Stored entries:
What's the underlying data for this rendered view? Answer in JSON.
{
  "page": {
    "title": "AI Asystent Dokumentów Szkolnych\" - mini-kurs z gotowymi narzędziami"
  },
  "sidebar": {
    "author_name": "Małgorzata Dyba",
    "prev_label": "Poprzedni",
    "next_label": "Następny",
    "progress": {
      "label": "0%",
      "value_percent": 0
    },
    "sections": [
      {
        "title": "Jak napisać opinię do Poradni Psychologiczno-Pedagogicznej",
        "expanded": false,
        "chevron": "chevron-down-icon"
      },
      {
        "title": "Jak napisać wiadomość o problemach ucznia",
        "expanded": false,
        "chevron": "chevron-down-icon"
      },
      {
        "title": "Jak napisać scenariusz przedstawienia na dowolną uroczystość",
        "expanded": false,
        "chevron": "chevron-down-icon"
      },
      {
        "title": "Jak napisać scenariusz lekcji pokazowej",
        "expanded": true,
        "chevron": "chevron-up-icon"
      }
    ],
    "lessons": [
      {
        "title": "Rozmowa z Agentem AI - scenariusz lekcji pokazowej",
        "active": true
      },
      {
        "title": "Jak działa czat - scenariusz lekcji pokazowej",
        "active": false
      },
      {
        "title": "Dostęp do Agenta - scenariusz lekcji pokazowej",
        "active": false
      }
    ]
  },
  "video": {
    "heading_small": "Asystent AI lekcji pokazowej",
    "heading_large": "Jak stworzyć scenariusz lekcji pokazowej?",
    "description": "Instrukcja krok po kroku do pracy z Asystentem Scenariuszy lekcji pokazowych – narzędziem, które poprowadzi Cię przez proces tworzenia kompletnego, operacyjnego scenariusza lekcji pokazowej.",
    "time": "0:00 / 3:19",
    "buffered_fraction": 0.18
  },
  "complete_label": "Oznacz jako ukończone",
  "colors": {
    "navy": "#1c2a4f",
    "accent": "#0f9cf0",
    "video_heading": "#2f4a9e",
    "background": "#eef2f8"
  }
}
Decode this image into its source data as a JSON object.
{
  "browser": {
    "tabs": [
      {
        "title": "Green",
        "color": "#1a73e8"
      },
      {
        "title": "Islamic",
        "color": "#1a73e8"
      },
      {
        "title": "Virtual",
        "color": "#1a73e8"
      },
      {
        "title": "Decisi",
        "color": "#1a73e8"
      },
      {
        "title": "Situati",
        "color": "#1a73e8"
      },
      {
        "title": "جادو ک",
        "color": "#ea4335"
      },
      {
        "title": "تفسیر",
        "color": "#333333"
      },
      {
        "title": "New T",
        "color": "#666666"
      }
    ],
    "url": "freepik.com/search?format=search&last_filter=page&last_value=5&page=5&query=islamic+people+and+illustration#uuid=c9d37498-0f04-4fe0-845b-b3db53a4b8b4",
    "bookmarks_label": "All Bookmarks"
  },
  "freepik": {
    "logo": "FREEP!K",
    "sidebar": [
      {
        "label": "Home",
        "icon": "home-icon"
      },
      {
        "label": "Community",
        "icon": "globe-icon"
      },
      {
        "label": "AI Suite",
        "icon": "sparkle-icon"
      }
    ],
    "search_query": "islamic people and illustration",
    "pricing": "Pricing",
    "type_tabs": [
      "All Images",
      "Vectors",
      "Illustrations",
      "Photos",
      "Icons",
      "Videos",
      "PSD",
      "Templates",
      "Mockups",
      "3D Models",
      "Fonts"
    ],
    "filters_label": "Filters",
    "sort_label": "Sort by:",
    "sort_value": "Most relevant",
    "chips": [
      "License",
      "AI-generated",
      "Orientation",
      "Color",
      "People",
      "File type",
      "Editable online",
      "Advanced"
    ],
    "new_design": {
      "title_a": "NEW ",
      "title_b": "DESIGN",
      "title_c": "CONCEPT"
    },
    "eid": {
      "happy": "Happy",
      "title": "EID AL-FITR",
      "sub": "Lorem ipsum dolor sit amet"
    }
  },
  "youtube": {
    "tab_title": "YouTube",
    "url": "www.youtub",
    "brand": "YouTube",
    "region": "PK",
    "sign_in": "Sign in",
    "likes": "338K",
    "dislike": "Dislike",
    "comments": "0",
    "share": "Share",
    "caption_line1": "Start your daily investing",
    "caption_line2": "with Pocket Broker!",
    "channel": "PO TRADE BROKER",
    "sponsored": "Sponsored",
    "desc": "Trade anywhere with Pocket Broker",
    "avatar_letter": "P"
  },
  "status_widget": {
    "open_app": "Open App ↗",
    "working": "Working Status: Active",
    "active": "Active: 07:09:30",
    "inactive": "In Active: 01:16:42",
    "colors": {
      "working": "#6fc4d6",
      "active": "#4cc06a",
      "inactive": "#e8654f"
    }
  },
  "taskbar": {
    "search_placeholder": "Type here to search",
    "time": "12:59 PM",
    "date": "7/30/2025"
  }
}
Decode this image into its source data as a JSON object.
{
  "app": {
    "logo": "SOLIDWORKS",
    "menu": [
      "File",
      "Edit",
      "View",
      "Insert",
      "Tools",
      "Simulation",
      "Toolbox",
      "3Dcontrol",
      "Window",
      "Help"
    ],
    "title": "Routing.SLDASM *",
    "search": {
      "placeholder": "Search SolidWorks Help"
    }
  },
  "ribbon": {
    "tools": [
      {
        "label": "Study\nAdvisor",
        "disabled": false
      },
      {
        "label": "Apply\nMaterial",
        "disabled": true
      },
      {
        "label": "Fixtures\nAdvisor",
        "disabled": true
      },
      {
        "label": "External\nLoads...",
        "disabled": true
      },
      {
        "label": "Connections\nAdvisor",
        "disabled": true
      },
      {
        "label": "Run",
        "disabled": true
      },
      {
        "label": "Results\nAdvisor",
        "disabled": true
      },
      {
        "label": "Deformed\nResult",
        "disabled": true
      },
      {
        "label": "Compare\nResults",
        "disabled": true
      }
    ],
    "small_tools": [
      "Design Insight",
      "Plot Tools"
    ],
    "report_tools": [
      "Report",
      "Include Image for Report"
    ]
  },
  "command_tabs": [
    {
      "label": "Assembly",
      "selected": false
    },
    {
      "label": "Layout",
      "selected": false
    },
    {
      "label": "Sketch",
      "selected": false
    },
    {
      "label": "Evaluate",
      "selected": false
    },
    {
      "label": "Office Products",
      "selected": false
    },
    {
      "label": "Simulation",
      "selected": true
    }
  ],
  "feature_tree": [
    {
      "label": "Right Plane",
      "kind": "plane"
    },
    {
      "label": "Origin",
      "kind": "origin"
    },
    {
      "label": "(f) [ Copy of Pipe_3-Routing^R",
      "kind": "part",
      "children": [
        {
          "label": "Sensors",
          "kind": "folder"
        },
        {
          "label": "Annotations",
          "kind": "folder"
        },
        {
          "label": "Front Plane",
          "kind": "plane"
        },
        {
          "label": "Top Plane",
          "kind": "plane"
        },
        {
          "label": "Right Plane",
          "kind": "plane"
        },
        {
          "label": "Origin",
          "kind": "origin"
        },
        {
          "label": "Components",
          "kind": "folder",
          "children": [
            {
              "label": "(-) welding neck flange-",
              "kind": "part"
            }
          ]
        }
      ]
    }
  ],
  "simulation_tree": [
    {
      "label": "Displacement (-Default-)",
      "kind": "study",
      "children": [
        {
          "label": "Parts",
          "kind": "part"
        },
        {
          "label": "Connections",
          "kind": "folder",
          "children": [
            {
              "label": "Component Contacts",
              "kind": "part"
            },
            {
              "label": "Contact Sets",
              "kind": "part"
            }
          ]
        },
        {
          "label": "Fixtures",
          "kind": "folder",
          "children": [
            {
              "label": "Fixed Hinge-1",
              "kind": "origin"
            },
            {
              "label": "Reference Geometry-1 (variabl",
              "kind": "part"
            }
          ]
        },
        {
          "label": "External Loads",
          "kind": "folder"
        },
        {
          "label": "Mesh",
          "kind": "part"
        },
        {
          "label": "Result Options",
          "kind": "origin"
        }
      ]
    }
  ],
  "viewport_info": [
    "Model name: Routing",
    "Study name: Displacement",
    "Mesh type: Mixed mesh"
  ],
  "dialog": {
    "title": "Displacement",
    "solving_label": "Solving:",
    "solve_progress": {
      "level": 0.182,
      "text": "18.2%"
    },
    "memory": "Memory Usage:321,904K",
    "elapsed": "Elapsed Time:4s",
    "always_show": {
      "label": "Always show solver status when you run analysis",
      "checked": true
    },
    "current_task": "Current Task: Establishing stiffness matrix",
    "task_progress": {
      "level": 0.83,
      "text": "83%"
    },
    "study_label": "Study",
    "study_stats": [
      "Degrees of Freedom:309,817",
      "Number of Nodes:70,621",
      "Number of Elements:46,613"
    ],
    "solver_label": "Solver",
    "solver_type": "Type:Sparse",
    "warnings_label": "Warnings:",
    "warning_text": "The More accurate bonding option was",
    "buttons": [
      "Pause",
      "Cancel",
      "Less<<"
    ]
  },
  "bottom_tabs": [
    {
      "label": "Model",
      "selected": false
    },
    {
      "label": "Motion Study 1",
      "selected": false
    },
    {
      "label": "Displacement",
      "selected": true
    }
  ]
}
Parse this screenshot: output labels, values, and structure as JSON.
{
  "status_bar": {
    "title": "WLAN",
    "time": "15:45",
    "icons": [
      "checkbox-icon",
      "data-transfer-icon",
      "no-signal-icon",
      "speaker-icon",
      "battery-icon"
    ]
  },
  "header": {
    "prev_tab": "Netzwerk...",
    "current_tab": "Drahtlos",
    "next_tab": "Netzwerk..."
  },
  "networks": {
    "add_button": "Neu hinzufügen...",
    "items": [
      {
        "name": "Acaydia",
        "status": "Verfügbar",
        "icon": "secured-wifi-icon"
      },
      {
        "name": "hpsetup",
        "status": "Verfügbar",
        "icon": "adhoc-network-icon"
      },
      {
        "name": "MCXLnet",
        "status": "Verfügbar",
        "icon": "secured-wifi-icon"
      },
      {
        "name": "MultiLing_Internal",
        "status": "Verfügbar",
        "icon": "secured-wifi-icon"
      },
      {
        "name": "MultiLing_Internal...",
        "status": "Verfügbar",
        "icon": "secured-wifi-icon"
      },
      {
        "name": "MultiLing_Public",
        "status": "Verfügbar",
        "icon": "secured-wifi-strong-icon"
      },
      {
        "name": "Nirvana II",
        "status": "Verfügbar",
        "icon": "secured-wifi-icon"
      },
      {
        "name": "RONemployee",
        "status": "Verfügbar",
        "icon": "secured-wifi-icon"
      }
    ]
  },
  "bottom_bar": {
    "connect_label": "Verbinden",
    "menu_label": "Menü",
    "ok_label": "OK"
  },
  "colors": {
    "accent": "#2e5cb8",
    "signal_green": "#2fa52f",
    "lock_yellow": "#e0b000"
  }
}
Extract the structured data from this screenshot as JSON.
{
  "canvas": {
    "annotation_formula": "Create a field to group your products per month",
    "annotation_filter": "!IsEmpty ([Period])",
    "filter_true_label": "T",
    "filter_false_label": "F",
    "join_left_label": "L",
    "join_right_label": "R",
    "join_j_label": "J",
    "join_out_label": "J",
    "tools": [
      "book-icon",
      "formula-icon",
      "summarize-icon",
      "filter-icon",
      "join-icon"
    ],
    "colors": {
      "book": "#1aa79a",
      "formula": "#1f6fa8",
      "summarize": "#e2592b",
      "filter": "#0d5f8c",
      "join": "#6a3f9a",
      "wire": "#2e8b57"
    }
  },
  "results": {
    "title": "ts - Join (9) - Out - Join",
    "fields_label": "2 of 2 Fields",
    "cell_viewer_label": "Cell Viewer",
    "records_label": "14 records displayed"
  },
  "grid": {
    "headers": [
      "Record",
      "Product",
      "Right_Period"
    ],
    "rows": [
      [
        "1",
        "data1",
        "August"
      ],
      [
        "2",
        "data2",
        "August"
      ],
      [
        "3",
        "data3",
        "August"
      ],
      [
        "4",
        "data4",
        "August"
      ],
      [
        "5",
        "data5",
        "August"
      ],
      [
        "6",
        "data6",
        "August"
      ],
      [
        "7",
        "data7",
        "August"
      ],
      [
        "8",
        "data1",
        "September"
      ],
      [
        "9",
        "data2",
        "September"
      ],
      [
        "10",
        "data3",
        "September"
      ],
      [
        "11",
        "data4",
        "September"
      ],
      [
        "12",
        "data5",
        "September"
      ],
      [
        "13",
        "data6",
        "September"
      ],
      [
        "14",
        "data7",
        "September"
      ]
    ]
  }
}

--- TASK TO COMPLETE ---
Using the entries above, find all lines with "Routing". Copy them.

--- OUTPUT OF THE EXERCISE ---
    "title": "Routing.SLDASM *",
      "label": "(f) [ Copy of Pipe_3-Routing^R",
    "Model name: Routing",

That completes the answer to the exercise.